● Task brief: Repeat, exactly and in full, the lines of the listing below, but without any pictures.

─── Task data

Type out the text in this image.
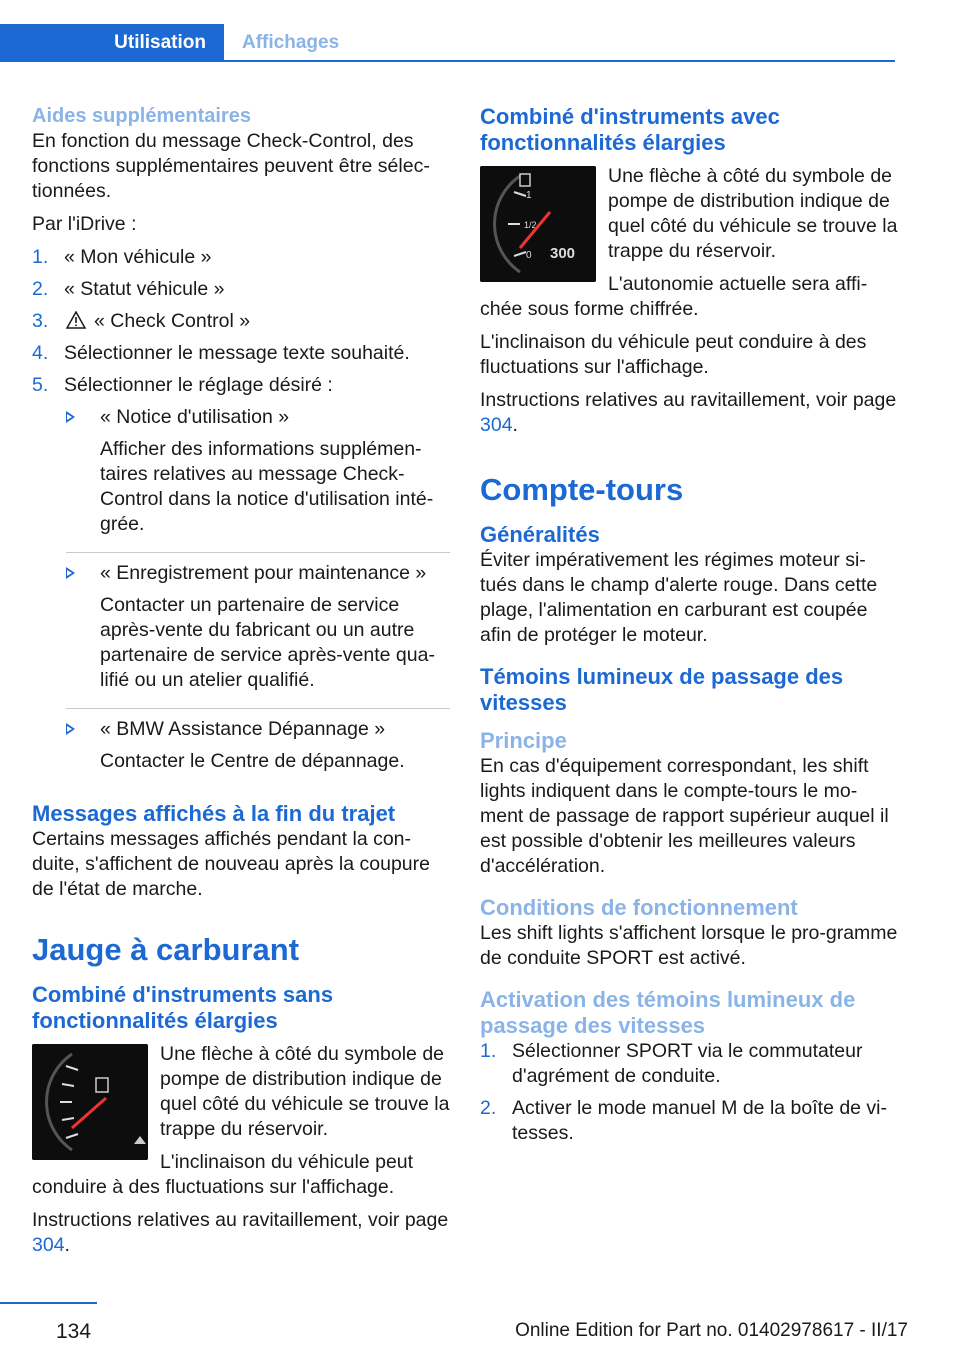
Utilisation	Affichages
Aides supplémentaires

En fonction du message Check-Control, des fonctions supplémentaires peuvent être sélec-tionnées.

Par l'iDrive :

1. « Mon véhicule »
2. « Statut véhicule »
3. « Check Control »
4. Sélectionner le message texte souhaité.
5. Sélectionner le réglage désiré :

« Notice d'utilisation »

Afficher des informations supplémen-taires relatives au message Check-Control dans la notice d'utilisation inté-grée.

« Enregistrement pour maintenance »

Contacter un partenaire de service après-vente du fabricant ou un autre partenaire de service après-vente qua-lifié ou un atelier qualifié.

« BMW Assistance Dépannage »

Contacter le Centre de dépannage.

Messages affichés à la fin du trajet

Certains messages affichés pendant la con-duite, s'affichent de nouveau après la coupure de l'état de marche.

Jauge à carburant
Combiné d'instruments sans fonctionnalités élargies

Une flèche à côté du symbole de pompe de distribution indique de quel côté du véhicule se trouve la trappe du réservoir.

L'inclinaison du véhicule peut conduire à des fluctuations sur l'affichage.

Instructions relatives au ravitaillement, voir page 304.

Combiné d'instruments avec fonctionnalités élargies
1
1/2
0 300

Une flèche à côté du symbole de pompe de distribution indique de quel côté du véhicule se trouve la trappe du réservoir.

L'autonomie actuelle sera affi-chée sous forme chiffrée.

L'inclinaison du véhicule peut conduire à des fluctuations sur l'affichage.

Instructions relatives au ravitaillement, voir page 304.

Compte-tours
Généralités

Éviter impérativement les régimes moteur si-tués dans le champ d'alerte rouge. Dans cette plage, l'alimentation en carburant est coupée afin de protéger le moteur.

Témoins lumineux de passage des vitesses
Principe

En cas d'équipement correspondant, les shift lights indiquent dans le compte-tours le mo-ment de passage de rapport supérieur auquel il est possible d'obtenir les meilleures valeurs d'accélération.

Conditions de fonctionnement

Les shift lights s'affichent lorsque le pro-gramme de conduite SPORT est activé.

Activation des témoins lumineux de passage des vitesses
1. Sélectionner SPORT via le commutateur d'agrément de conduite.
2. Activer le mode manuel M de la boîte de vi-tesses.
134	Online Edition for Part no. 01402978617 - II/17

──────

● Written answer:
Type out the text in this image.
Utilisation	Affichages
Aides supplémentaires

En fonction du message Check-Control, des fonctions supplémentaires peuvent être sélec-tionnées.

Par l'iDrive :

1. « Mon véhicule »
2. « Statut véhicule »
3. « Check Control »
4. Sélectionner le message texte souhaité.
5. Sélectionner le réglage désiré :

« Notice d'utilisation »

Afficher des informations supplémen-taires relatives au message Check-Control dans la notice d'utilisation inté-grée.

« Enregistrement pour maintenance »

Contacter un partenaire de service après-vente du fabricant ou un autre partenaire de service après-vente qua-lifié ou un atelier qualifié.

« BMW Assistance Dépannage »

Contacter le Centre de dépannage.

Messages affichés à la fin du trajet

Certains messages affichés pendant la con-duite, s'affichent de nouveau après la coupure de l'état de marche.

Jauge à carburant
Combiné d'instruments sans fonctionnalités élargies

Une flèche à côté du symbole de pompe de distribution indique de quel côté du véhicule se trouve la trappe du réservoir.

L'inclinaison du véhicule peut conduire à des fluctuations sur l'affichage.

Instructions relatives au ravitaillement, voir page 304.

Combiné d'instruments avec fonctionnalités élargies
1
1/2
0 300

Une flèche à côté du symbole de pompe de distribution indique de quel côté du véhicule se trouve la trappe du réservoir.

L'autonomie actuelle sera affi-chée sous forme chiffrée.

L'inclinaison du véhicule peut conduire à des fluctuations sur l'affichage.

Instructions relatives au ravitaillement, voir page 304.

Compte-tours
Généralités

Éviter impérativement les régimes moteur si-tués dans le champ d'alerte rouge. Dans cette plage, l'alimentation en carburant est coupée afin de protéger le moteur.

Témoins lumineux de passage des vitesses
Principe

En cas d'équipement correspondant, les shift lights indiquent dans le compte-tours le mo-ment de passage de rapport supérieur auquel il est possible d'obtenir les meilleures valeurs d'accélération.

Conditions de fonctionnement

Les shift lights s'affichent lorsque le pro-gramme de conduite SPORT est activé.

Activation des témoins lumineux de passage des vitesses
1. Sélectionner SPORT via le commutateur d'agrément de conduite.
2. Activer le mode manuel M de la boîte de vi-tesses.
134	Online Edition for Part no. 01402978617 - II/17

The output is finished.